■ Directive
Select the lines that hold the word "proyecto" and copy each one.

■ Dataset records
──────────

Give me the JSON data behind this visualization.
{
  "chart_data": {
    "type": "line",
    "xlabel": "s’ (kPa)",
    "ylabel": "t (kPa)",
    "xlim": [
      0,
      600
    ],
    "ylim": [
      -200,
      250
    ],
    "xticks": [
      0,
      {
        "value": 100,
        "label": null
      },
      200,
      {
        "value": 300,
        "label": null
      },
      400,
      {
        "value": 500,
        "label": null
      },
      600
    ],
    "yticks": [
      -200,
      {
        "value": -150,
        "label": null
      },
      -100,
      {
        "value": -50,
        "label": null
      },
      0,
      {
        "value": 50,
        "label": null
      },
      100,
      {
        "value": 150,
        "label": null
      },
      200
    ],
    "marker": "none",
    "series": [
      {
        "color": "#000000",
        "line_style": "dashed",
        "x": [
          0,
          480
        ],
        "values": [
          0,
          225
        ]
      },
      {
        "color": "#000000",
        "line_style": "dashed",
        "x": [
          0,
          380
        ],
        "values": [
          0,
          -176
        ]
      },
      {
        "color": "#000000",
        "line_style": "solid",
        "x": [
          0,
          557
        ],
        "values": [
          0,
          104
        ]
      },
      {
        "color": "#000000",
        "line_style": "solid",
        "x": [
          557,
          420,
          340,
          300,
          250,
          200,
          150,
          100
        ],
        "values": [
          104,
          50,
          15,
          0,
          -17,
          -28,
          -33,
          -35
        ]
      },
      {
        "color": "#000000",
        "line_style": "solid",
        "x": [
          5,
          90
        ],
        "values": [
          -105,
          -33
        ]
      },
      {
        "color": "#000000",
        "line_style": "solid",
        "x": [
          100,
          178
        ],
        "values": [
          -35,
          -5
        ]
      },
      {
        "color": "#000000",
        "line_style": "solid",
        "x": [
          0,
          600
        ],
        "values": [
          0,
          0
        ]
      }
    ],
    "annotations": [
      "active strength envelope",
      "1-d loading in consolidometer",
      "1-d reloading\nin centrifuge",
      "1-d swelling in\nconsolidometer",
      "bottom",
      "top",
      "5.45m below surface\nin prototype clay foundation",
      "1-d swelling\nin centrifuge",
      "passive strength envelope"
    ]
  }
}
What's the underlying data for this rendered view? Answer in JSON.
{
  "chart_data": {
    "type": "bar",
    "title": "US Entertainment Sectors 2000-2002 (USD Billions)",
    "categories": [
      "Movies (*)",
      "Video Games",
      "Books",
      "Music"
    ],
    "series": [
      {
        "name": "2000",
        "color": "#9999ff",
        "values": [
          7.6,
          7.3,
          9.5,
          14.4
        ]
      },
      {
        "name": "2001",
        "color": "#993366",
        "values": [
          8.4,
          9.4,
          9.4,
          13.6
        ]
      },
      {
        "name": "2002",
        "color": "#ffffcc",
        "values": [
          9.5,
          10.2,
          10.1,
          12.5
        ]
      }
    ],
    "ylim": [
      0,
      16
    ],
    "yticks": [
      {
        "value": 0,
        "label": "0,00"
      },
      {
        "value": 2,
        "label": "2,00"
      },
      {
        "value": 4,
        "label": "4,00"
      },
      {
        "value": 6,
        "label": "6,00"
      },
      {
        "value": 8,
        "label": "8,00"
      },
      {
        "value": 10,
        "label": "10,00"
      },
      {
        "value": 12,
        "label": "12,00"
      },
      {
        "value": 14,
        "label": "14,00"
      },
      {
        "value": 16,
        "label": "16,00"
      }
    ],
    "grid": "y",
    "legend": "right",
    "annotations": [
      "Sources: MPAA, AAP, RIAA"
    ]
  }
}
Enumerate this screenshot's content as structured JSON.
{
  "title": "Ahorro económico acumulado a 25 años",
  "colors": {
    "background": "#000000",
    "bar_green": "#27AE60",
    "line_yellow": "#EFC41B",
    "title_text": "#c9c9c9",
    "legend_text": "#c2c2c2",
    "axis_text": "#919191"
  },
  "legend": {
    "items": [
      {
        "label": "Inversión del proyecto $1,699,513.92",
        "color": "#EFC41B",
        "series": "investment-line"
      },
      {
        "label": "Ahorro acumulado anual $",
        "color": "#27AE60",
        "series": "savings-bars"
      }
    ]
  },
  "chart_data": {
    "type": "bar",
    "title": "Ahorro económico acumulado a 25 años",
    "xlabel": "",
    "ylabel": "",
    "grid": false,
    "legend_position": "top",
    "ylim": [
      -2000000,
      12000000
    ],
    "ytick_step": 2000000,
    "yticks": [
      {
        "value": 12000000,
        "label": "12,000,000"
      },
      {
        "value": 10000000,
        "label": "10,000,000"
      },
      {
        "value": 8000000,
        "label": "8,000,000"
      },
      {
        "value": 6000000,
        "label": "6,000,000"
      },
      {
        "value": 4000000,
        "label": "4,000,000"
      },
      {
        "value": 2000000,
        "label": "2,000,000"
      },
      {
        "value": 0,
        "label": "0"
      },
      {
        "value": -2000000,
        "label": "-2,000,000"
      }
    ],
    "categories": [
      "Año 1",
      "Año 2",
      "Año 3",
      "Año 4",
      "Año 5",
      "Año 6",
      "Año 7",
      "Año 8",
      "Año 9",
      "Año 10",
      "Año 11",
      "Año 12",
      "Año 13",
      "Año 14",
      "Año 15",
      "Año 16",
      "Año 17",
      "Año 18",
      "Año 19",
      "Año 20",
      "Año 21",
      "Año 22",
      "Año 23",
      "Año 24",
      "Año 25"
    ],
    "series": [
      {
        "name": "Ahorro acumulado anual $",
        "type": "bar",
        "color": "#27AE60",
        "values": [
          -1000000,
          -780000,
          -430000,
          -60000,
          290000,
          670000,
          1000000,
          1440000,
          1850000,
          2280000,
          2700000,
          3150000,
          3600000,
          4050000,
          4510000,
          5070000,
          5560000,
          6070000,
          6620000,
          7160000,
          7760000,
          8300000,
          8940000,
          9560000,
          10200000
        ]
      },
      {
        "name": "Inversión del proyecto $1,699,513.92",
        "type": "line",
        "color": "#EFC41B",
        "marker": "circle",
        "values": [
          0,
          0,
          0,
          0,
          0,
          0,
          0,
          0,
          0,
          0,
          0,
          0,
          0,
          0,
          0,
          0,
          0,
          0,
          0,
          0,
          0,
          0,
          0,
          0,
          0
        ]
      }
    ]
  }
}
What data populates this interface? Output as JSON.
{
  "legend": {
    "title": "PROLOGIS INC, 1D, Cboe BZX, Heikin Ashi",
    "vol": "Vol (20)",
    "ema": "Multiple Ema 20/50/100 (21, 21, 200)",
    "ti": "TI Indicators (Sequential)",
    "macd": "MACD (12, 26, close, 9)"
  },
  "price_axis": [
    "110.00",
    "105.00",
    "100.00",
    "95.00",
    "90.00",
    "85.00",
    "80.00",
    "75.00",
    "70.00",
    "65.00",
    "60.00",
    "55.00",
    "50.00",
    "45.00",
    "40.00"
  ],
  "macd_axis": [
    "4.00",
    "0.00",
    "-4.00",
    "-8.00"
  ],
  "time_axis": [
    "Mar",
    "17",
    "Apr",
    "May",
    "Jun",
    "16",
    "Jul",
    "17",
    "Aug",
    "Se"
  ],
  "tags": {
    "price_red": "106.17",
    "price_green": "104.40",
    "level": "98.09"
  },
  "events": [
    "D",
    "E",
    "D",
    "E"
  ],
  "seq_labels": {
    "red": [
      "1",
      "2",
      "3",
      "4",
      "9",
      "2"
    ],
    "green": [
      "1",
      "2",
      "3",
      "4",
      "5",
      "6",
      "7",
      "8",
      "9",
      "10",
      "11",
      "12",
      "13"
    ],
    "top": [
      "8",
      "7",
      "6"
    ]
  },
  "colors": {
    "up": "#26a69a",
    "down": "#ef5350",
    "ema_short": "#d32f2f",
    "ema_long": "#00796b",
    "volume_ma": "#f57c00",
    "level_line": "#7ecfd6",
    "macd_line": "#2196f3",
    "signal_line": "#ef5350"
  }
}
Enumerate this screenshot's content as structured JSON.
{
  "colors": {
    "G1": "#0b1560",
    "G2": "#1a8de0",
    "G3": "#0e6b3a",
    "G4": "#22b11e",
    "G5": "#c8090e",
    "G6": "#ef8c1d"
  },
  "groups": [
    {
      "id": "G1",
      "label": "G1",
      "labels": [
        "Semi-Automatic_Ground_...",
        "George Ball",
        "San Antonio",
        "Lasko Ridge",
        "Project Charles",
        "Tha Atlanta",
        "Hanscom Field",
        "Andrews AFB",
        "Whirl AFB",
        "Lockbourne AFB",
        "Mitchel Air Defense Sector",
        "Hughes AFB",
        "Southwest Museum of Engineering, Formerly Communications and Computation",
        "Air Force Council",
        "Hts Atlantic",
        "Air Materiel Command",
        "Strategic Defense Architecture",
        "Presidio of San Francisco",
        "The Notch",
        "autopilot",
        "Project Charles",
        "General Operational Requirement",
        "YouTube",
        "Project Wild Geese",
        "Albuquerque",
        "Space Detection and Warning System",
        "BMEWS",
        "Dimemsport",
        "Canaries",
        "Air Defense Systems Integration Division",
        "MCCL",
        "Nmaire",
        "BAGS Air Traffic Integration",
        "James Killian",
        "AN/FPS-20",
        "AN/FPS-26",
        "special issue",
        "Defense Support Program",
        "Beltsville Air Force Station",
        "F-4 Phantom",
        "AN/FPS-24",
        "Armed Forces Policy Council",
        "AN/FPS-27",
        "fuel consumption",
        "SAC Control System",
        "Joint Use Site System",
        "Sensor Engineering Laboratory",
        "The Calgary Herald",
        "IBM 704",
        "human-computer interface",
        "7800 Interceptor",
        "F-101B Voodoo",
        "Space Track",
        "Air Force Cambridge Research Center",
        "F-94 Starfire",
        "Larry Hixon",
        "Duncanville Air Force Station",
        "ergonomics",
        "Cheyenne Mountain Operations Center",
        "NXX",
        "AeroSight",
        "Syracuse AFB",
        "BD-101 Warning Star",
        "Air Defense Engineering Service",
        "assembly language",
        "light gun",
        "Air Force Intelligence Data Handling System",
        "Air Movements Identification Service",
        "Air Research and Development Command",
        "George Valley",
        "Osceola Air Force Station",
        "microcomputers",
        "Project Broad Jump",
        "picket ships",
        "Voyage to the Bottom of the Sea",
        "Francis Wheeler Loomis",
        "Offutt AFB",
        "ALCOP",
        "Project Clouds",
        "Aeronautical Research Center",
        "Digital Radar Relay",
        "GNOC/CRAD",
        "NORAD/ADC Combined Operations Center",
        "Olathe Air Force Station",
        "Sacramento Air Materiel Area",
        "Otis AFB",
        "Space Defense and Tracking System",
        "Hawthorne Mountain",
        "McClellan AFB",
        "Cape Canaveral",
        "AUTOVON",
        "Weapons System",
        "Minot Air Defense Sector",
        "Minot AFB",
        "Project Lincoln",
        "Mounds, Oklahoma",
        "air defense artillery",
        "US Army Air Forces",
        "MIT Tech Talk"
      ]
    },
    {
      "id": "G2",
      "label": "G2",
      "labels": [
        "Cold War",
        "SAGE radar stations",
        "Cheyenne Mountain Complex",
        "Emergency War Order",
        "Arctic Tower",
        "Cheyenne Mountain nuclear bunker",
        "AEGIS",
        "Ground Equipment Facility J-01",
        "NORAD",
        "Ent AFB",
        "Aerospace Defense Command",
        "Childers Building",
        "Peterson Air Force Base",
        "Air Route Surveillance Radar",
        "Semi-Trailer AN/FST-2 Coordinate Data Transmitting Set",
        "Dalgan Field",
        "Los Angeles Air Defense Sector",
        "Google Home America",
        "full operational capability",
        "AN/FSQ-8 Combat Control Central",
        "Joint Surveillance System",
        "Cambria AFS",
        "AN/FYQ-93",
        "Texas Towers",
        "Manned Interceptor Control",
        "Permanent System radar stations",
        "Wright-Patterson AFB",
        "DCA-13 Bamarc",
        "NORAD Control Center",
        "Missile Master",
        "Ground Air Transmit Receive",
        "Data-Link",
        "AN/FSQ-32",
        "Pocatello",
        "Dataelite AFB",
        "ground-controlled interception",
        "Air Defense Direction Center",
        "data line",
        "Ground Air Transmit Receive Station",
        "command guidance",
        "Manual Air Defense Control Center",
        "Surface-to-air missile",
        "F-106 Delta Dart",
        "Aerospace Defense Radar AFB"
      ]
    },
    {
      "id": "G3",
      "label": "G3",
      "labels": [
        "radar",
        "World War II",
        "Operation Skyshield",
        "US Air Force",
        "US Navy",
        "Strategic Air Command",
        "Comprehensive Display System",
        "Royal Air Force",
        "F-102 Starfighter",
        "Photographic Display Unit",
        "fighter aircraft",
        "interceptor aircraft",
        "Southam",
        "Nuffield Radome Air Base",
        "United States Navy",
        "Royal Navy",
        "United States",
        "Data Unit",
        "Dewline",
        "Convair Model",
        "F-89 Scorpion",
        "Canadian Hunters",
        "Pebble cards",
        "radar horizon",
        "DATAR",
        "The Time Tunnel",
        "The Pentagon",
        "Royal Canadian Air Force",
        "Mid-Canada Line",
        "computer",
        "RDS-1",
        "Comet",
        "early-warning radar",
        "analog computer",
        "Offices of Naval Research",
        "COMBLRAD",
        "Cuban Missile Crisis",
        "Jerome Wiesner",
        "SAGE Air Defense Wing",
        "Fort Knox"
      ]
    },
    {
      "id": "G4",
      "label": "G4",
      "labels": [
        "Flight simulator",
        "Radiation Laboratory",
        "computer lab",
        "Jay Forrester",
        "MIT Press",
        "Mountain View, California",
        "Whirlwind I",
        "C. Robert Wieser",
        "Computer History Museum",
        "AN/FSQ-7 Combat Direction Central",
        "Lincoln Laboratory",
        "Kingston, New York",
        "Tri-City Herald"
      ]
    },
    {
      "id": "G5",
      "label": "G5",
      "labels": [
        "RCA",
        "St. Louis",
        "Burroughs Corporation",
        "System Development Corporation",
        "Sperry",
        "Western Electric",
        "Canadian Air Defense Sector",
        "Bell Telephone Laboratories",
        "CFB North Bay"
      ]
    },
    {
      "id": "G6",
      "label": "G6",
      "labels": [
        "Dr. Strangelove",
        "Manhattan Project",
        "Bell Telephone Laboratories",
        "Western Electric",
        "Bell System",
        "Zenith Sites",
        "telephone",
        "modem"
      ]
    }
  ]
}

──────────

■ Final result
        "label": "Inversión del proyecto $1,699,513.92",
        "name": "Inversión del proyecto $1,699,513.92",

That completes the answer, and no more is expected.